- [Exercise objective]: List each line of the data that holds the word "grid".

# START OF Material provided

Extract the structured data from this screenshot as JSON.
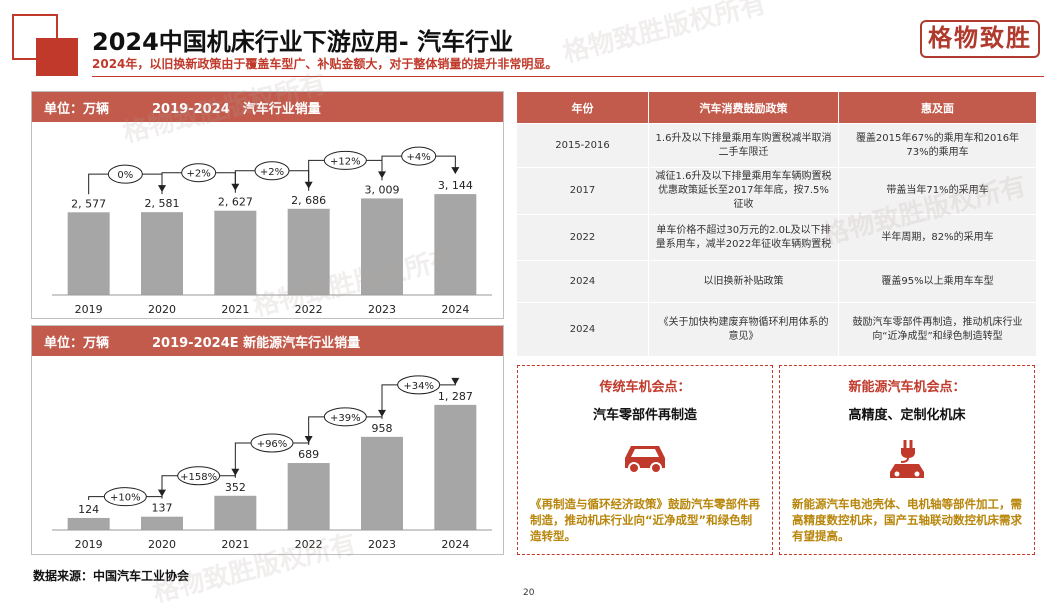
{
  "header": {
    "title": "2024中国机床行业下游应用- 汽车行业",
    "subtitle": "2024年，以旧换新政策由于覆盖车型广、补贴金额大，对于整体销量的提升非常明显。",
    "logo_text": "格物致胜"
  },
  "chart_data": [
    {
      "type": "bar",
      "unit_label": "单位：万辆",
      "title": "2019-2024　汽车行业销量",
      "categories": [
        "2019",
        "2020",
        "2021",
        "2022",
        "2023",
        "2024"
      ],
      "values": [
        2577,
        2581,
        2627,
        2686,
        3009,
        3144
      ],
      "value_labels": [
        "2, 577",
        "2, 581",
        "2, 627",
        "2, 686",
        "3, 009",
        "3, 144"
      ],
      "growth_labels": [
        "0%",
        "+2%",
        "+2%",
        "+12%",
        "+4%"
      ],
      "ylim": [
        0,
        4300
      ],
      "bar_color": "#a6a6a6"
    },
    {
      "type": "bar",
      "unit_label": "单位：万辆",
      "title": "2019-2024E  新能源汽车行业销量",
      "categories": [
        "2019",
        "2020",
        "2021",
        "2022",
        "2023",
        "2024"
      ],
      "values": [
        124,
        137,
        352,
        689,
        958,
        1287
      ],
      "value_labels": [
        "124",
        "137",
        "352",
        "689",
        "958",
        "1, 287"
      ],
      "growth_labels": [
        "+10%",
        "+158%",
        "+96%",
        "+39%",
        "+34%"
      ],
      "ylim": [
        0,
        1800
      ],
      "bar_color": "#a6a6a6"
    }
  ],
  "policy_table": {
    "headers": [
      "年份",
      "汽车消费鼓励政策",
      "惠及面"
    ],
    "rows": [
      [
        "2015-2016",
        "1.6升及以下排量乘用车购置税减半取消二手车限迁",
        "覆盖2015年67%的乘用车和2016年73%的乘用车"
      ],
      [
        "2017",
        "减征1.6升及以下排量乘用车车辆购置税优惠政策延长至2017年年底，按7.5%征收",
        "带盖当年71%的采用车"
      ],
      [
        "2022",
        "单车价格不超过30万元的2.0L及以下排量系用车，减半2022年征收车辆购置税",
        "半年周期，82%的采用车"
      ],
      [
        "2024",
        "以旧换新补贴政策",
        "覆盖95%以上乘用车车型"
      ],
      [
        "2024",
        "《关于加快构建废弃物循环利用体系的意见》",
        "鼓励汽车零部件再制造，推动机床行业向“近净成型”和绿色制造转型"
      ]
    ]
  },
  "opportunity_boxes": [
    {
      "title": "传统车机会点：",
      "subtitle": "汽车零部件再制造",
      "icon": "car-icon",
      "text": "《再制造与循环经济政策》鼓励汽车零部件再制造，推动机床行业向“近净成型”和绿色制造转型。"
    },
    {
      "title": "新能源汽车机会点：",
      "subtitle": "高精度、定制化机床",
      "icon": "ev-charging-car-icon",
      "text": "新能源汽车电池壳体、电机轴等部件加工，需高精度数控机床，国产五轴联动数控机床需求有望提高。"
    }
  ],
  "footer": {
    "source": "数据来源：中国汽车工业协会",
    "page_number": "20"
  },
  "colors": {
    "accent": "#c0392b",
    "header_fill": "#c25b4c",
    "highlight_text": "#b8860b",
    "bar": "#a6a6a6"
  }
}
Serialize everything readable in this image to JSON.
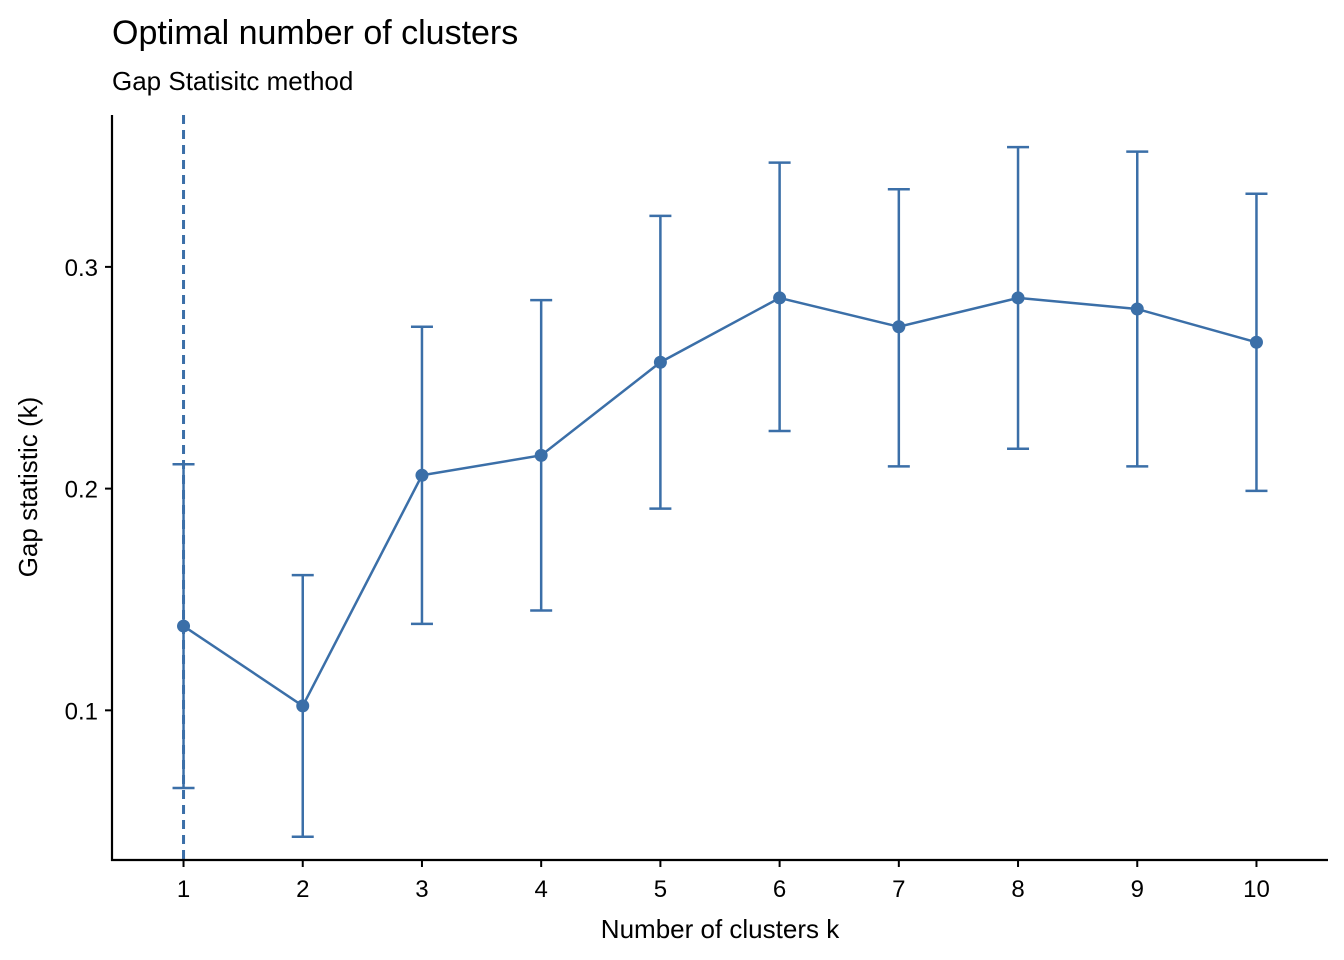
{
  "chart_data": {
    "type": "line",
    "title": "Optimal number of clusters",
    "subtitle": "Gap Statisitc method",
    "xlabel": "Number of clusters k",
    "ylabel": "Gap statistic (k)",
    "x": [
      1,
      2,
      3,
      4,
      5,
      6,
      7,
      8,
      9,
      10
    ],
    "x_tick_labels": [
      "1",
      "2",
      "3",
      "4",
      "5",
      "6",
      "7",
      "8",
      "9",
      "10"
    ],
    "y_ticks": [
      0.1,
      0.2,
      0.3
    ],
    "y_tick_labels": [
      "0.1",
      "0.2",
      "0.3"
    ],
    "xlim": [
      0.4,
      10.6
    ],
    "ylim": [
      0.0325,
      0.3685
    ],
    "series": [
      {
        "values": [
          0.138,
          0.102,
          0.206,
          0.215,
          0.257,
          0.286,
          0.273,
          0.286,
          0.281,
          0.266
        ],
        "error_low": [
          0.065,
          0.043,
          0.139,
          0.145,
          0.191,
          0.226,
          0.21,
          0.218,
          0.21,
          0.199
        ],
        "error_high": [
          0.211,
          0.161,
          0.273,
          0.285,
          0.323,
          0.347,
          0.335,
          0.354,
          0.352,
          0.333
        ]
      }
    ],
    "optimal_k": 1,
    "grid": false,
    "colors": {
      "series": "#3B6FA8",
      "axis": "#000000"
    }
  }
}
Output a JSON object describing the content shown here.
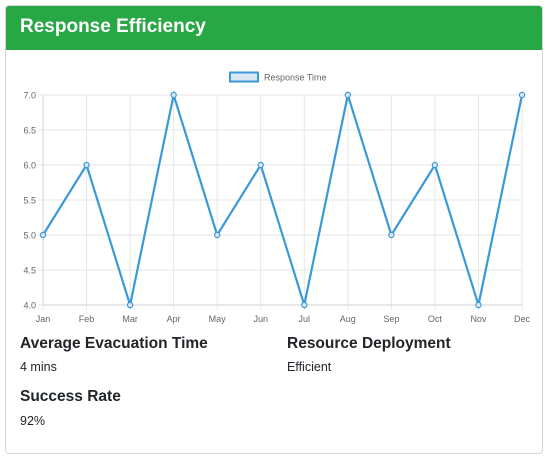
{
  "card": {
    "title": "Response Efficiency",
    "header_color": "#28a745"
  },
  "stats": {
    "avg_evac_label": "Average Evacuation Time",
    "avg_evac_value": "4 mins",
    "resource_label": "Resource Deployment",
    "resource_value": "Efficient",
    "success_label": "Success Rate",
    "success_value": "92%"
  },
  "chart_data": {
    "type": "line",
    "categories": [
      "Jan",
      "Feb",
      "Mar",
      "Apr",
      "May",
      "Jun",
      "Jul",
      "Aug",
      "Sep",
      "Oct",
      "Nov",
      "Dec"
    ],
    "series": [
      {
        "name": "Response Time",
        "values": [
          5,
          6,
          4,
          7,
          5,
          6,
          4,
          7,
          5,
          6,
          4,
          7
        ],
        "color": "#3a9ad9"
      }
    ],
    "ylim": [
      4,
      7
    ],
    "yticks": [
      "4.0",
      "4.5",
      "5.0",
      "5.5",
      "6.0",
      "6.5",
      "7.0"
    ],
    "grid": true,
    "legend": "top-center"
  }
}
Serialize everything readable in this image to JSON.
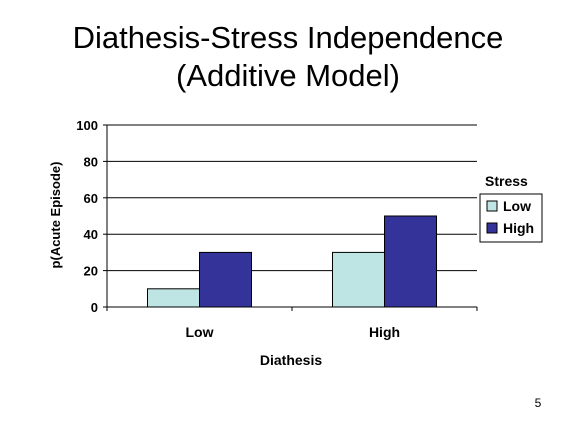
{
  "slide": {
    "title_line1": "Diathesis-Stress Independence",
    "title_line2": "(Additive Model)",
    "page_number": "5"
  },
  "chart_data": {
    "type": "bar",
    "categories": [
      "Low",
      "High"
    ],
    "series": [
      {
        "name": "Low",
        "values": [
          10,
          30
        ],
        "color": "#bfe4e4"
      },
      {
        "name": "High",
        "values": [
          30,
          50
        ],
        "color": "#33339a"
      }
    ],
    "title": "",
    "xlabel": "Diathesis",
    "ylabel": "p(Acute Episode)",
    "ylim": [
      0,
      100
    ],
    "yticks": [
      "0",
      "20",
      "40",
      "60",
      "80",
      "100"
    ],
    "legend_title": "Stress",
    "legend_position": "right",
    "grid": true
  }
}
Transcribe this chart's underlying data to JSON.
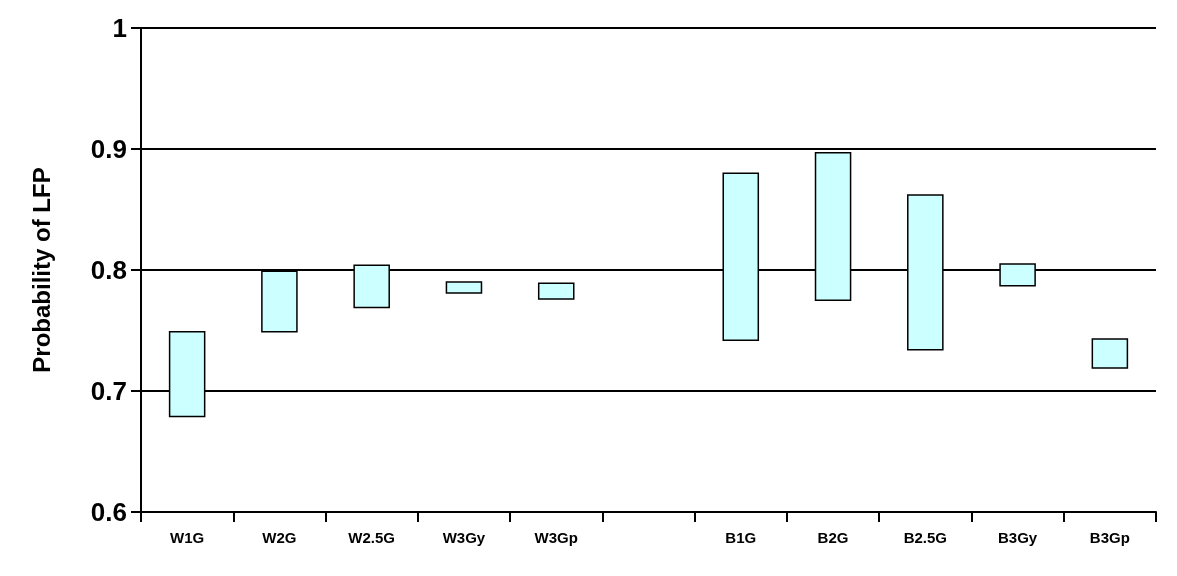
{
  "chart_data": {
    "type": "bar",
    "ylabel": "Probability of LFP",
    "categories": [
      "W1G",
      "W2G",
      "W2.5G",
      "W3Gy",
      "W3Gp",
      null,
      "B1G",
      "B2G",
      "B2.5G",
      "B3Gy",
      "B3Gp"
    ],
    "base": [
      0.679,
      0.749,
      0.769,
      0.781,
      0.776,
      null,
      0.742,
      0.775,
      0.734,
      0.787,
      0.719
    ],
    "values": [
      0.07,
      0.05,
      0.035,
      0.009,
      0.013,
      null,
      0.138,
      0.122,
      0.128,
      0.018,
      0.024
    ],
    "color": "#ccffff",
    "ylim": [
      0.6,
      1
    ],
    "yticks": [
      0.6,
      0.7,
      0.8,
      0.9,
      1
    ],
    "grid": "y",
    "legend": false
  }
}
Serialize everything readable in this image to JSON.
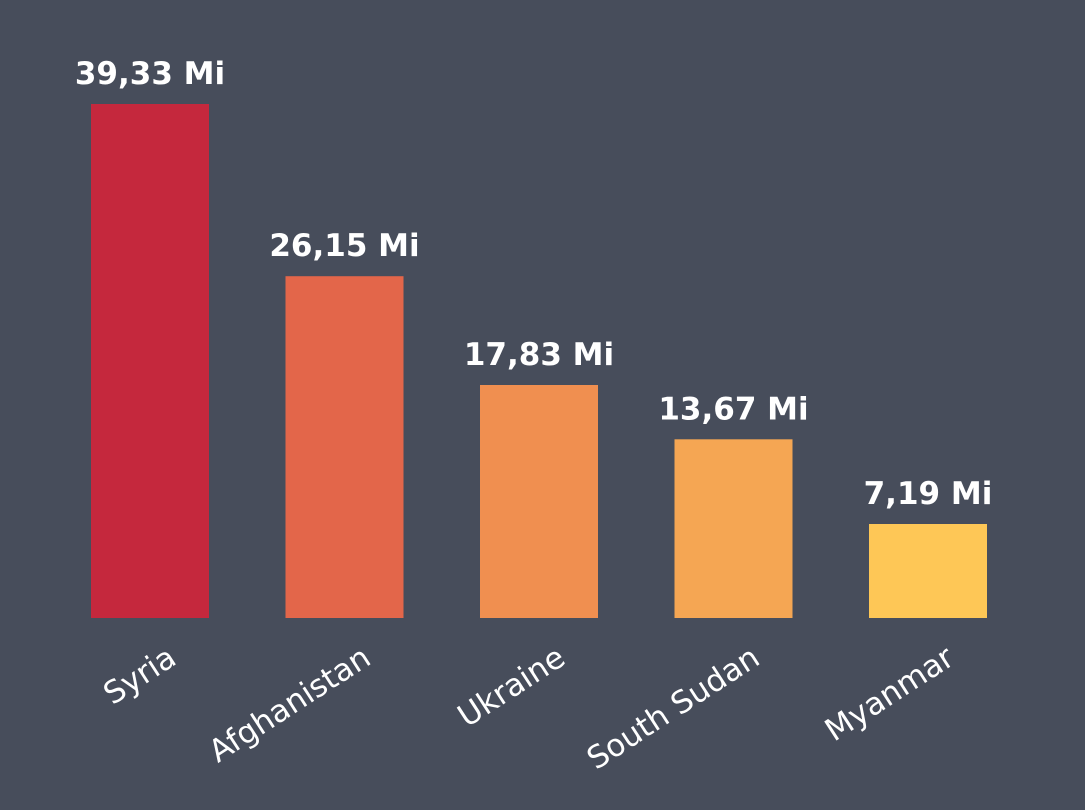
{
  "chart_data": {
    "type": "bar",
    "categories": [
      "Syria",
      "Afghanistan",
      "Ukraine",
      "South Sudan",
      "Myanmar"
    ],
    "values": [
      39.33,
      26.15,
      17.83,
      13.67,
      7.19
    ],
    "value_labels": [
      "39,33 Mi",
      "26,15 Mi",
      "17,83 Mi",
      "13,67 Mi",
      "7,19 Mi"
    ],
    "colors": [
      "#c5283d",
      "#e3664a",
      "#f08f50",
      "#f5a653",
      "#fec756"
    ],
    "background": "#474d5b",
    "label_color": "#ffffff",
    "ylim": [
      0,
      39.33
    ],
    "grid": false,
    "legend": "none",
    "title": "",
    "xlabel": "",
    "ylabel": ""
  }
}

# END OF Material provided

- [The response]:
    "grid": false,
    "grid": true,
    "grid": true
    "grid": "y",
    "grid": false,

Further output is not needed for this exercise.